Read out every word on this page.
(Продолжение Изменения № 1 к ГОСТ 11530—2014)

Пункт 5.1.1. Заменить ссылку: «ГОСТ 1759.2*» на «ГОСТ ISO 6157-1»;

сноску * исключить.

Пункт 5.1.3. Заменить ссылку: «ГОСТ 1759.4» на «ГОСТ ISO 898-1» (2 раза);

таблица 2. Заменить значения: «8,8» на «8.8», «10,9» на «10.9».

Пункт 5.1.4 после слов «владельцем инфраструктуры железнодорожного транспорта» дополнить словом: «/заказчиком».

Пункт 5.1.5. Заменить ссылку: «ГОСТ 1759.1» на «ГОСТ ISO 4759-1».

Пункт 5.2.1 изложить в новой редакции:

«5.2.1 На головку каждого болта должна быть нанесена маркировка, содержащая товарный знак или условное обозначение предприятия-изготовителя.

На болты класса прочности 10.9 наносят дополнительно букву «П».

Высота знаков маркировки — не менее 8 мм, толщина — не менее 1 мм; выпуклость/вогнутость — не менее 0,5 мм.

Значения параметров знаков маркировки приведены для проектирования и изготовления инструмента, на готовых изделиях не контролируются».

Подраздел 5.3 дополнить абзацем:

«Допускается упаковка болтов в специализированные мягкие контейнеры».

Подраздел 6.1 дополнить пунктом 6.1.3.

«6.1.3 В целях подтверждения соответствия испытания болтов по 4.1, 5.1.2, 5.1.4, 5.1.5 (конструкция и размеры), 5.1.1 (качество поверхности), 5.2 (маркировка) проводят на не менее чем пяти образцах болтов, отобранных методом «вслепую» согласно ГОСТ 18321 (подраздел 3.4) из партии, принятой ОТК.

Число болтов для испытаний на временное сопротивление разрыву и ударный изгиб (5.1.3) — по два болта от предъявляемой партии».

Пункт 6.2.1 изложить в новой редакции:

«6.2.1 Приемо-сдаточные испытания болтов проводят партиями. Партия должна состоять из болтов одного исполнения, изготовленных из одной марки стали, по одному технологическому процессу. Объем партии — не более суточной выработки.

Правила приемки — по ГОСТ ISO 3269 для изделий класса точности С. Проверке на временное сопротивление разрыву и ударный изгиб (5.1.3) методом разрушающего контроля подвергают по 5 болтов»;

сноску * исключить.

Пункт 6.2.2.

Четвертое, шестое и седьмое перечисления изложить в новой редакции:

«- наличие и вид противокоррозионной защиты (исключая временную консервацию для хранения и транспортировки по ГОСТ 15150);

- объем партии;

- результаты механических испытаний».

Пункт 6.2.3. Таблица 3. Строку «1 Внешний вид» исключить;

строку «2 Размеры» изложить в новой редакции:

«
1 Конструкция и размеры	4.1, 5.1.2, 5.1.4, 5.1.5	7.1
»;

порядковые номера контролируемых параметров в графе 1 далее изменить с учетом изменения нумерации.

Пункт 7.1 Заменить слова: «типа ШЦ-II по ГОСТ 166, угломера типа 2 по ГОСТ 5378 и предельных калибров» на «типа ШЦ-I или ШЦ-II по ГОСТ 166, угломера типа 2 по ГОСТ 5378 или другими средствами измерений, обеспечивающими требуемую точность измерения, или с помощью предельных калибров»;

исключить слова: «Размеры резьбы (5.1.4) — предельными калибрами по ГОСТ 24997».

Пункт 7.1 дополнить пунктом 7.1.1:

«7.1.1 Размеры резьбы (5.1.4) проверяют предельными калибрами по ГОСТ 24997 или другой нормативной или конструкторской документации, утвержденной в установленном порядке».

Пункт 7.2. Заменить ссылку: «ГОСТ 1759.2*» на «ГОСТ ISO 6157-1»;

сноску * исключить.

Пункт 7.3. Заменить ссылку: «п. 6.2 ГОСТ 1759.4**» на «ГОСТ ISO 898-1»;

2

- **YOUR TASK**: All of the data needs to be printed once more, exactly.

- **EXPECTED ANSWER**:
Read out every word on this page.
(Продолжение Изменения № 1 к ГОСТ 11530—2014)

Пункт 5.1.1. Заменить ссылку: «ГОСТ 1759.2*» на «ГОСТ ISO 6157-1»;

сноску * исключить.

Пункт 5.1.3. Заменить ссылку: «ГОСТ 1759.4» на «ГОСТ ISO 898-1» (2 раза);

таблица 2. Заменить значения: «8,8» на «8.8», «10,9» на «10.9».

Пункт 5.1.4 после слов «владельцем инфраструктуры железнодорожного транспорта» дополнить словом: «/заказчиком».

Пункт 5.1.5. Заменить ссылку: «ГОСТ 1759.1» на «ГОСТ ISO 4759-1».

Пункт 5.2.1 изложить в новой редакции:

«5.2.1 На головку каждого болта должна быть нанесена маркировка, содержащая товарный знак или условное обозначение предприятия-изготовителя.

На болты класса прочности 10.9 наносят дополнительно букву «П».

Высота знаков маркировки — не менее 8 мм, толщина — не менее 1 мм; выпуклость/вогнутость — не менее 0,5 мм.

Значения параметров знаков маркировки приведены для проектирования и изготовления инструмента, на готовых изделиях не контролируются».

Подраздел 5.3 дополнить абзацем:

«Допускается упаковка болтов в специализированные мягкие контейнеры».

Подраздел 6.1 дополнить пунктом 6.1.3.

«6.1.3 В целях подтверждения соответствия испытания болтов по 4.1, 5.1.2, 5.1.4, 5.1.5 (конструкция и размеры), 5.1.1 (качество поверхности), 5.2 (маркировка) проводят на не менее чем пяти образцах болтов, отобранных методом «вслепую» согласно ГОСТ 18321 (подраздел 3.4) из партии, принятой ОТК.

Число болтов для испытаний на временное сопротивление разрыву и ударный изгиб (5.1.3) — по два болта от предъявляемой партии».

Пункт 6.2.1 изложить в новой редакции:

«6.2.1 Приемо-сдаточные испытания болтов проводят партиями. Партия должна состоять из болтов одного исполнения, изготовленных из одной марки стали, по одному технологическому процессу. Объем партии — не более суточной выработки.

Правила приемки — по ГОСТ ISO 3269 для изделий класса точности С. Проверке на временное сопротивление разрыву и ударный изгиб (5.1.3) методом разрушающего контроля подвергают по 5 болтов»;

сноску * исключить.

Пункт 6.2.2.

Четвертое, шестое и седьмое перечисления изложить в новой редакции:

«- наличие и вид противокоррозионной защиты (исключая временную консервацию для хранения и транспортировки по ГОСТ 15150);

- объем партии;

- результаты механических испытаний».

Пункт 6.2.3. Таблица 3. Строку «1 Внешний вид» исключить;

строку «2 Размеры» изложить в новой редакции:

«
1 Конструкция и размеры	4.1, 5.1.2, 5.1.4, 5.1.5	7.1
»;

порядковые номера контролируемых параметров в графе 1 далее изменить с учетом изменения нумерации.

Пункт 7.1 Заменить слова: «типа ШЦ-II по ГОСТ 166, угломера типа 2 по ГОСТ 5378 и предельных калибров» на «типа ШЦ-I или ШЦ-II по ГОСТ 166, угломера типа 2 по ГОСТ 5378 или другими средствами измерений, обеспечивающими требуемую точность измерения, или с помощью предельных калибров»;

исключить слова: «Размеры резьбы (5.1.4) — предельными калибрами по ГОСТ 24997».

Пункт 7.1 дополнить пунктом 7.1.1:

«7.1.1 Размеры резьбы (5.1.4) проверяют предельными калибрами по ГОСТ 24997 или другой нормативной или конструкторской документации, утвержденной в установленном порядке».

Пункт 7.2. Заменить ссылку: «ГОСТ 1759.2*» на «ГОСТ ISO 6157-1»;

сноску * исключить.

Пункт 7.3. Заменить ссылку: «п. 6.2 ГОСТ 1759.4**» на «ГОСТ ISO 898-1»;

2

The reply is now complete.